What is being asked:
Only the pictures stay out; every record is to be quoted exactly.

· · · ·

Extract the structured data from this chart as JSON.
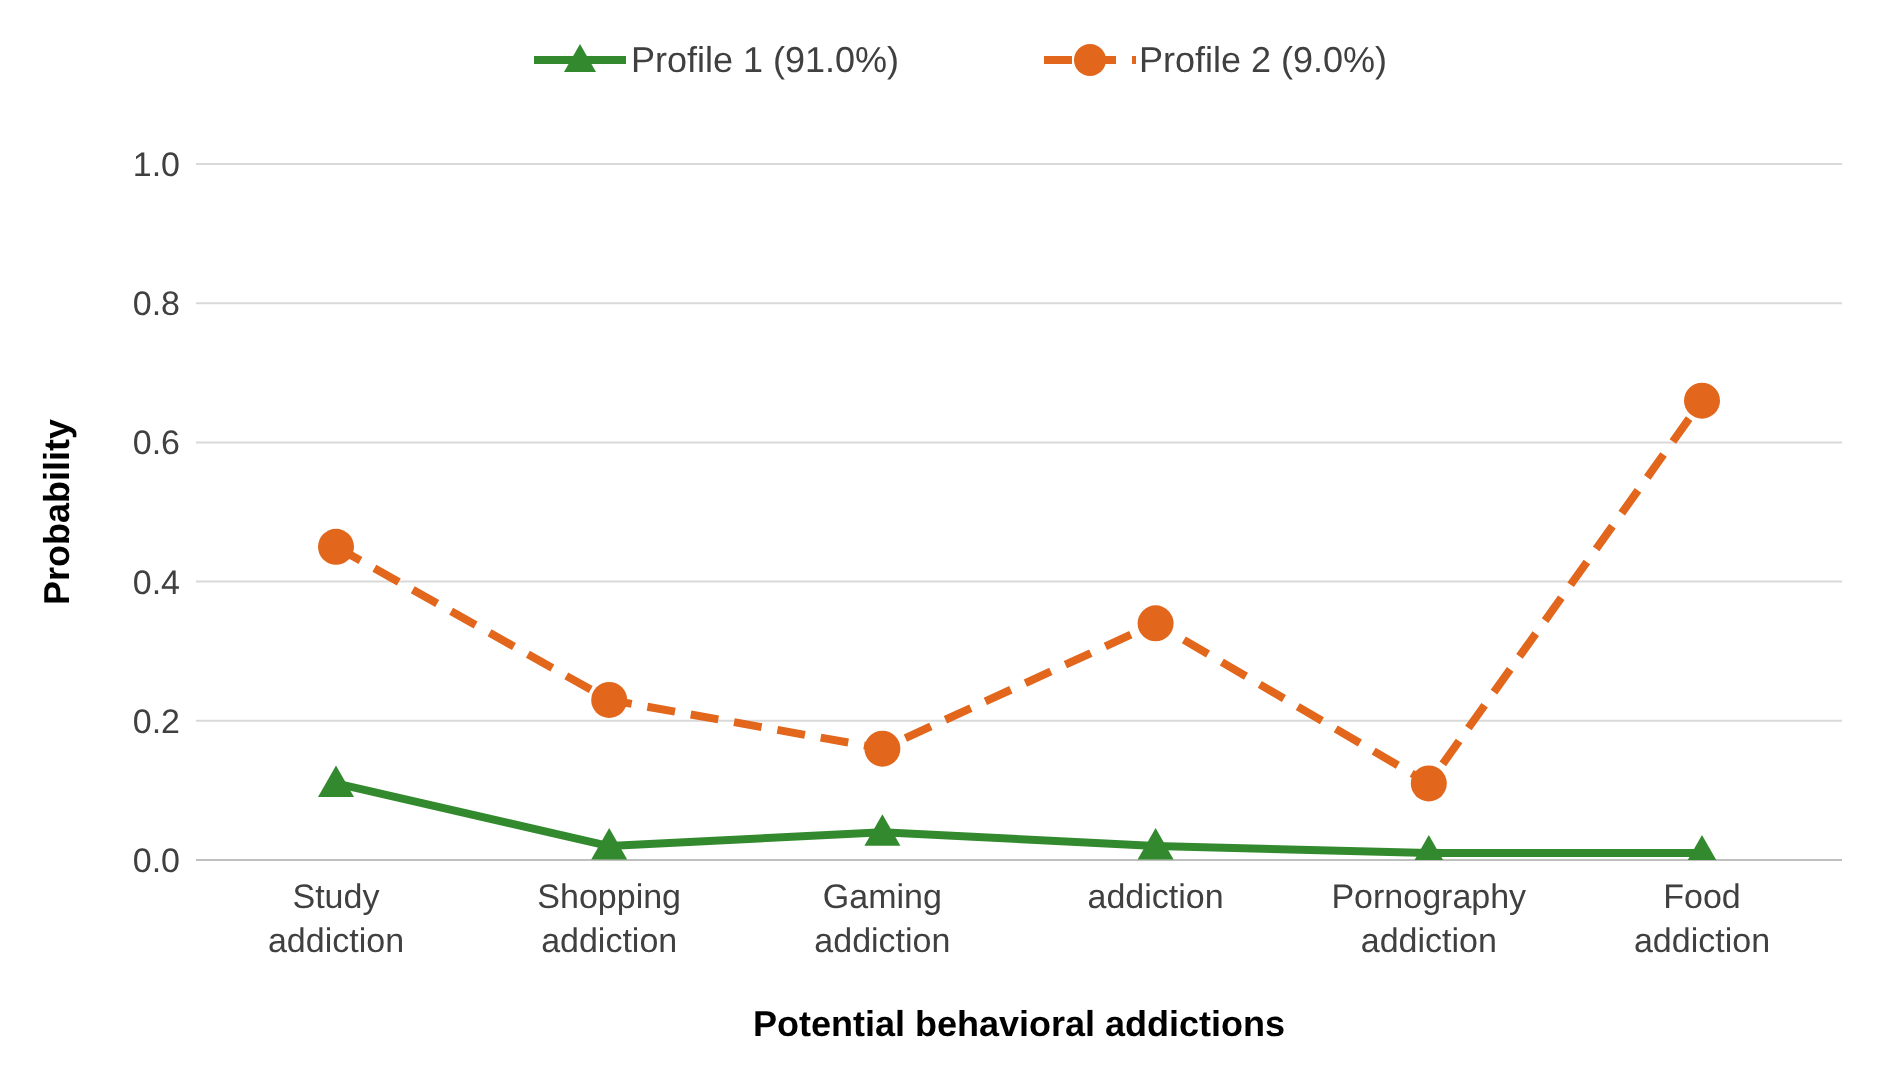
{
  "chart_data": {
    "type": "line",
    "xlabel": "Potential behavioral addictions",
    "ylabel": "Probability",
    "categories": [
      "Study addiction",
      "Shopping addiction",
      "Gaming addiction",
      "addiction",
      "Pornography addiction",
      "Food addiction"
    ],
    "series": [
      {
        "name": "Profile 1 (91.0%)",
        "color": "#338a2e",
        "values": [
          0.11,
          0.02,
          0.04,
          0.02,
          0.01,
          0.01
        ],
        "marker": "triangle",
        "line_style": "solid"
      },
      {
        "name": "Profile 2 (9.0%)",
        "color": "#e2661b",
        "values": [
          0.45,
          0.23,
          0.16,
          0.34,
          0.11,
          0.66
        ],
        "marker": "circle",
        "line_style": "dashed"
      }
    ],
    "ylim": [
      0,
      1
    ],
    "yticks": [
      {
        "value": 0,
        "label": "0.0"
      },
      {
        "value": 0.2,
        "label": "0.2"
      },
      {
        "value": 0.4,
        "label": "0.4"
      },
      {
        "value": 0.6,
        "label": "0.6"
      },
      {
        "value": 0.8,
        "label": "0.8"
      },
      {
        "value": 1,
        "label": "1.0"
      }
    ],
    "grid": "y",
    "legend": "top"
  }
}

· · · ·

Complete output:
Extract the structured data from this chart as JSON.
{
  "chart_data": {
    "type": "line",
    "xlabel": "Potential behavioral addictions",
    "ylabel": "Probability",
    "categories": [
      "Study addiction",
      "Shopping addiction",
      "Gaming addiction",
      "addiction",
      "Pornography addiction",
      "Food addiction"
    ],
    "series": [
      {
        "name": "Profile 1 (91.0%)",
        "color": "#338a2e",
        "values": [
          0.11,
          0.02,
          0.04,
          0.02,
          0.01,
          0.01
        ],
        "marker": "triangle",
        "line_style": "solid"
      },
      {
        "name": "Profile 2 (9.0%)",
        "color": "#e2661b",
        "values": [
          0.45,
          0.23,
          0.16,
          0.34,
          0.11,
          0.66
        ],
        "marker": "circle",
        "line_style": "dashed"
      }
    ],
    "ylim": [
      0,
      1
    ],
    "yticks": [
      {
        "value": 0,
        "label": "0.0"
      },
      {
        "value": 0.2,
        "label": "0.2"
      },
      {
        "value": 0.4,
        "label": "0.4"
      },
      {
        "value": 0.6,
        "label": "0.6"
      },
      {
        "value": 0.8,
        "label": "0.8"
      },
      {
        "value": 1,
        "label": "1.0"
      }
    ],
    "grid": "y",
    "legend": "top"
  }
}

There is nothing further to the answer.